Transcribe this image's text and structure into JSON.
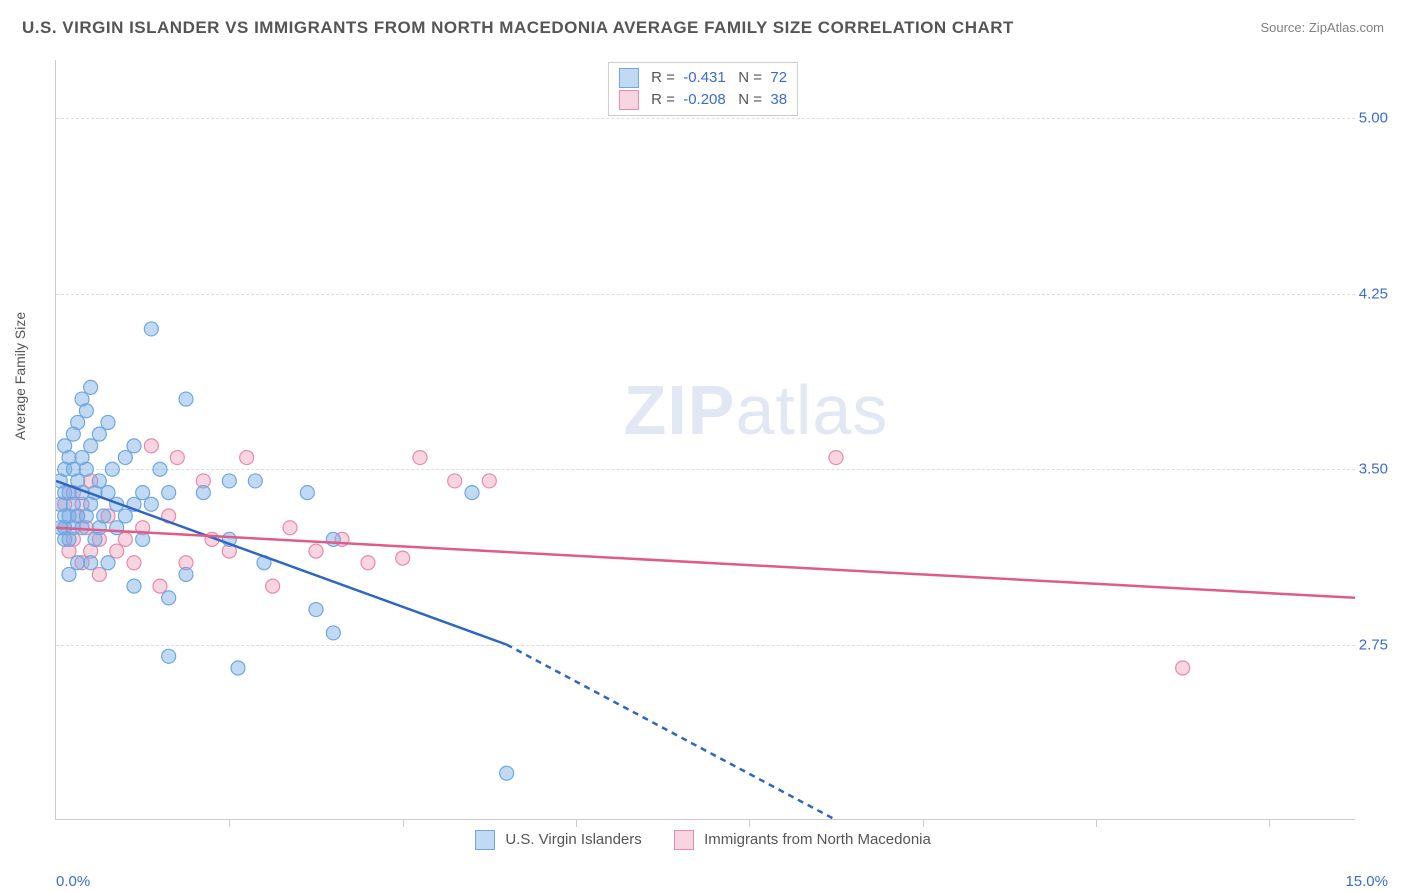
{
  "title": "U.S. VIRGIN ISLANDER VS IMMIGRANTS FROM NORTH MACEDONIA AVERAGE FAMILY SIZE CORRELATION CHART",
  "source": "Source: ZipAtlas.com",
  "watermark_zip": "ZIP",
  "watermark_atlas": "atlas",
  "chart": {
    "type": "scatter",
    "background_color": "#ffffff",
    "grid_color": "#dddddd",
    "axis_color": "#cccccc",
    "ylabel": "Average Family Size",
    "label_fontsize": 14,
    "label_color": "#555555",
    "tick_label_color": "#3b6bd6",
    "tick_label_fontsize": 15,
    "xlim": [
      0.0,
      15.0
    ],
    "ylim": [
      2.0,
      5.25
    ],
    "x_ticks_labeled": [
      {
        "v": 0.0,
        "label": "0.0%"
      },
      {
        "v": 15.0,
        "label": "15.0%"
      }
    ],
    "x_tick_positions": [
      2.0,
      4.0,
      6.0,
      8.0,
      10.0,
      12.0,
      14.0
    ],
    "y_ticks": [
      {
        "v": 5.0,
        "label": "5.00"
      },
      {
        "v": 4.25,
        "label": "4.25"
      },
      {
        "v": 3.5,
        "label": "3.50"
      },
      {
        "v": 2.75,
        "label": "2.75"
      }
    ],
    "marker_radius": 7,
    "marker_stroke_width": 1.2,
    "line_width": 2.5,
    "series_a": {
      "name": "U.S. Virgin Islanders",
      "fill": "rgba(120,170,230,0.45)",
      "stroke": "#6fa8e0",
      "line_color": "#2f66c4",
      "R_label": "R =",
      "R": "-0.431",
      "N_label": "N =",
      "N": "72",
      "trend": {
        "x1": 0.0,
        "y1": 3.45,
        "x2": 5.2,
        "y2": 2.75,
        "x2_ext": 9.0,
        "y2_ext": 2.0
      },
      "points": [
        [
          0.05,
          3.45
        ],
        [
          0.05,
          3.35
        ],
        [
          0.1,
          3.3
        ],
        [
          0.1,
          3.5
        ],
        [
          0.1,
          3.6
        ],
        [
          0.1,
          3.25
        ],
        [
          0.1,
          3.2
        ],
        [
          0.15,
          3.55
        ],
        [
          0.15,
          3.4
        ],
        [
          0.15,
          3.3
        ],
        [
          0.15,
          3.2
        ],
        [
          0.2,
          3.65
        ],
        [
          0.2,
          3.5
        ],
        [
          0.2,
          3.35
        ],
        [
          0.2,
          3.25
        ],
        [
          0.25,
          3.7
        ],
        [
          0.25,
          3.45
        ],
        [
          0.25,
          3.3
        ],
        [
          0.3,
          3.8
        ],
        [
          0.3,
          3.55
        ],
        [
          0.3,
          3.4
        ],
        [
          0.3,
          3.25
        ],
        [
          0.35,
          3.75
        ],
        [
          0.35,
          3.5
        ],
        [
          0.35,
          3.3
        ],
        [
          0.4,
          3.85
        ],
        [
          0.4,
          3.6
        ],
        [
          0.4,
          3.35
        ],
        [
          0.45,
          3.4
        ],
        [
          0.45,
          3.2
        ],
        [
          0.5,
          3.65
        ],
        [
          0.5,
          3.45
        ],
        [
          0.5,
          3.25
        ],
        [
          0.55,
          3.3
        ],
        [
          0.6,
          3.7
        ],
        [
          0.6,
          3.4
        ],
        [
          0.65,
          3.5
        ],
        [
          0.7,
          3.35
        ],
        [
          0.7,
          3.25
        ],
        [
          0.8,
          3.55
        ],
        [
          0.8,
          3.3
        ],
        [
          0.9,
          3.6
        ],
        [
          0.9,
          3.35
        ],
        [
          1.0,
          3.4
        ],
        [
          1.0,
          3.2
        ],
        [
          1.1,
          4.1
        ],
        [
          1.1,
          3.35
        ],
        [
          1.2,
          3.5
        ],
        [
          1.3,
          3.4
        ],
        [
          1.3,
          2.95
        ],
        [
          1.3,
          2.7
        ],
        [
          1.5,
          3.8
        ],
        [
          1.5,
          3.05
        ],
        [
          1.7,
          3.4
        ],
        [
          2.0,
          3.45
        ],
        [
          2.0,
          3.2
        ],
        [
          2.1,
          2.65
        ],
        [
          2.3,
          3.45
        ],
        [
          2.4,
          3.1
        ],
        [
          2.9,
          3.4
        ],
        [
          3.0,
          2.9
        ],
        [
          3.2,
          2.8
        ],
        [
          3.2,
          3.2
        ],
        [
          4.8,
          3.4
        ],
        [
          5.2,
          2.2
        ],
        [
          0.25,
          3.1
        ],
        [
          0.15,
          3.05
        ],
        [
          0.4,
          3.1
        ],
        [
          0.6,
          3.1
        ],
        [
          0.9,
          3.0
        ],
        [
          0.1,
          3.4
        ],
        [
          0.05,
          3.25
        ]
      ]
    },
    "series_b": {
      "name": "Immigrants from North Macedonia",
      "fill": "rgba(240,150,180,0.40)",
      "stroke": "#e88aa8",
      "line_color": "#e05a8a",
      "R_label": "R =",
      "R": "-0.208",
      "N_label": "N =",
      "N": "38",
      "trend": {
        "x1": 0.0,
        "y1": 3.25,
        "x2": 15.0,
        "y2": 2.95
      },
      "points": [
        [
          0.1,
          3.25
        ],
        [
          0.1,
          3.35
        ],
        [
          0.15,
          3.15
        ],
        [
          0.2,
          3.4
        ],
        [
          0.2,
          3.2
        ],
        [
          0.25,
          3.3
        ],
        [
          0.3,
          3.1
        ],
        [
          0.3,
          3.35
        ],
        [
          0.35,
          3.25
        ],
        [
          0.4,
          3.45
        ],
        [
          0.4,
          3.15
        ],
        [
          0.5,
          3.2
        ],
        [
          0.5,
          3.05
        ],
        [
          0.6,
          3.3
        ],
        [
          0.7,
          3.15
        ],
        [
          0.8,
          3.2
        ],
        [
          0.9,
          3.1
        ],
        [
          1.0,
          3.25
        ],
        [
          1.1,
          3.6
        ],
        [
          1.2,
          3.0
        ],
        [
          1.3,
          3.3
        ],
        [
          1.4,
          3.55
        ],
        [
          1.5,
          3.1
        ],
        [
          1.7,
          3.45
        ],
        [
          1.8,
          3.2
        ],
        [
          2.0,
          3.15
        ],
        [
          2.2,
          3.55
        ],
        [
          2.5,
          3.0
        ],
        [
          2.7,
          3.25
        ],
        [
          3.0,
          3.15
        ],
        [
          3.3,
          3.2
        ],
        [
          3.6,
          3.1
        ],
        [
          4.0,
          3.12
        ],
        [
          4.2,
          3.55
        ],
        [
          4.6,
          3.45
        ],
        [
          5.0,
          3.45
        ],
        [
          9.0,
          3.55
        ],
        [
          13.0,
          2.65
        ]
      ]
    }
  },
  "legend_bottom": {
    "a_label": "U.S. Virgin Islanders",
    "b_label": "Immigrants from North Macedonia"
  }
}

### YOUR OBJECTIVE
All of the records need repeating exactly, except for the pictures.

### REPLY TO THE EXERCISE
Transcribe this image's text and structure into JSON.
{
  "title": "U.S. VIRGIN ISLANDER VS IMMIGRANTS FROM NORTH MACEDONIA AVERAGE FAMILY SIZE CORRELATION CHART",
  "source": "Source: ZipAtlas.com",
  "watermark_zip": "ZIP",
  "watermark_atlas": "atlas",
  "chart": {
    "type": "scatter",
    "background_color": "#ffffff",
    "grid_color": "#dddddd",
    "axis_color": "#cccccc",
    "ylabel": "Average Family Size",
    "label_fontsize": 14,
    "label_color": "#555555",
    "tick_label_color": "#3b6bd6",
    "tick_label_fontsize": 15,
    "xlim": [
      0.0,
      15.0
    ],
    "ylim": [
      2.0,
      5.25
    ],
    "x_ticks_labeled": [
      {
        "v": 0.0,
        "label": "0.0%"
      },
      {
        "v": 15.0,
        "label": "15.0%"
      }
    ],
    "x_tick_positions": [
      2.0,
      4.0,
      6.0,
      8.0,
      10.0,
      12.0,
      14.0
    ],
    "y_ticks": [
      {
        "v": 5.0,
        "label": "5.00"
      },
      {
        "v": 4.25,
        "label": "4.25"
      },
      {
        "v": 3.5,
        "label": "3.50"
      },
      {
        "v": 2.75,
        "label": "2.75"
      }
    ],
    "marker_radius": 7,
    "marker_stroke_width": 1.2,
    "line_width": 2.5,
    "series_a": {
      "name": "U.S. Virgin Islanders",
      "fill": "rgba(120,170,230,0.45)",
      "stroke": "#6fa8e0",
      "line_color": "#2f66c4",
      "R_label": "R =",
      "R": "-0.431",
      "N_label": "N =",
      "N": "72",
      "trend": {
        "x1": 0.0,
        "y1": 3.45,
        "x2": 5.2,
        "y2": 2.75,
        "x2_ext": 9.0,
        "y2_ext": 2.0
      },
      "points": [
        [
          0.05,
          3.45
        ],
        [
          0.05,
          3.35
        ],
        [
          0.1,
          3.3
        ],
        [
          0.1,
          3.5
        ],
        [
          0.1,
          3.6
        ],
        [
          0.1,
          3.25
        ],
        [
          0.1,
          3.2
        ],
        [
          0.15,
          3.55
        ],
        [
          0.15,
          3.4
        ],
        [
          0.15,
          3.3
        ],
        [
          0.15,
          3.2
        ],
        [
          0.2,
          3.65
        ],
        [
          0.2,
          3.5
        ],
        [
          0.2,
          3.35
        ],
        [
          0.2,
          3.25
        ],
        [
          0.25,
          3.7
        ],
        [
          0.25,
          3.45
        ],
        [
          0.25,
          3.3
        ],
        [
          0.3,
          3.8
        ],
        [
          0.3,
          3.55
        ],
        [
          0.3,
          3.4
        ],
        [
          0.3,
          3.25
        ],
        [
          0.35,
          3.75
        ],
        [
          0.35,
          3.5
        ],
        [
          0.35,
          3.3
        ],
        [
          0.4,
          3.85
        ],
        [
          0.4,
          3.6
        ],
        [
          0.4,
          3.35
        ],
        [
          0.45,
          3.4
        ],
        [
          0.45,
          3.2
        ],
        [
          0.5,
          3.65
        ],
        [
          0.5,
          3.45
        ],
        [
          0.5,
          3.25
        ],
        [
          0.55,
          3.3
        ],
        [
          0.6,
          3.7
        ],
        [
          0.6,
          3.4
        ],
        [
          0.65,
          3.5
        ],
        [
          0.7,
          3.35
        ],
        [
          0.7,
          3.25
        ],
        [
          0.8,
          3.55
        ],
        [
          0.8,
          3.3
        ],
        [
          0.9,
          3.6
        ],
        [
          0.9,
          3.35
        ],
        [
          1.0,
          3.4
        ],
        [
          1.0,
          3.2
        ],
        [
          1.1,
          4.1
        ],
        [
          1.1,
          3.35
        ],
        [
          1.2,
          3.5
        ],
        [
          1.3,
          3.4
        ],
        [
          1.3,
          2.95
        ],
        [
          1.3,
          2.7
        ],
        [
          1.5,
          3.8
        ],
        [
          1.5,
          3.05
        ],
        [
          1.7,
          3.4
        ],
        [
          2.0,
          3.45
        ],
        [
          2.0,
          3.2
        ],
        [
          2.1,
          2.65
        ],
        [
          2.3,
          3.45
        ],
        [
          2.4,
          3.1
        ],
        [
          2.9,
          3.4
        ],
        [
          3.0,
          2.9
        ],
        [
          3.2,
          2.8
        ],
        [
          3.2,
          3.2
        ],
        [
          4.8,
          3.4
        ],
        [
          5.2,
          2.2
        ],
        [
          0.25,
          3.1
        ],
        [
          0.15,
          3.05
        ],
        [
          0.4,
          3.1
        ],
        [
          0.6,
          3.1
        ],
        [
          0.9,
          3.0
        ],
        [
          0.1,
          3.4
        ],
        [
          0.05,
          3.25
        ]
      ]
    },
    "series_b": {
      "name": "Immigrants from North Macedonia",
      "fill": "rgba(240,150,180,0.40)",
      "stroke": "#e88aa8",
      "line_color": "#e05a8a",
      "R_label": "R =",
      "R": "-0.208",
      "N_label": "N =",
      "N": "38",
      "trend": {
        "x1": 0.0,
        "y1": 3.25,
        "x2": 15.0,
        "y2": 2.95
      },
      "points": [
        [
          0.1,
          3.25
        ],
        [
          0.1,
          3.35
        ],
        [
          0.15,
          3.15
        ],
        [
          0.2,
          3.4
        ],
        [
          0.2,
          3.2
        ],
        [
          0.25,
          3.3
        ],
        [
          0.3,
          3.1
        ],
        [
          0.3,
          3.35
        ],
        [
          0.35,
          3.25
        ],
        [
          0.4,
          3.45
        ],
        [
          0.4,
          3.15
        ],
        [
          0.5,
          3.2
        ],
        [
          0.5,
          3.05
        ],
        [
          0.6,
          3.3
        ],
        [
          0.7,
          3.15
        ],
        [
          0.8,
          3.2
        ],
        [
          0.9,
          3.1
        ],
        [
          1.0,
          3.25
        ],
        [
          1.1,
          3.6
        ],
        [
          1.2,
          3.0
        ],
        [
          1.3,
          3.3
        ],
        [
          1.4,
          3.55
        ],
        [
          1.5,
          3.1
        ],
        [
          1.7,
          3.45
        ],
        [
          1.8,
          3.2
        ],
        [
          2.0,
          3.15
        ],
        [
          2.2,
          3.55
        ],
        [
          2.5,
          3.0
        ],
        [
          2.7,
          3.25
        ],
        [
          3.0,
          3.15
        ],
        [
          3.3,
          3.2
        ],
        [
          3.6,
          3.1
        ],
        [
          4.0,
          3.12
        ],
        [
          4.2,
          3.55
        ],
        [
          4.6,
          3.45
        ],
        [
          5.0,
          3.45
        ],
        [
          9.0,
          3.55
        ],
        [
          13.0,
          2.65
        ]
      ]
    }
  },
  "legend_bottom": {
    "a_label": "U.S. Virgin Islanders",
    "b_label": "Immigrants from North Macedonia"
  }
}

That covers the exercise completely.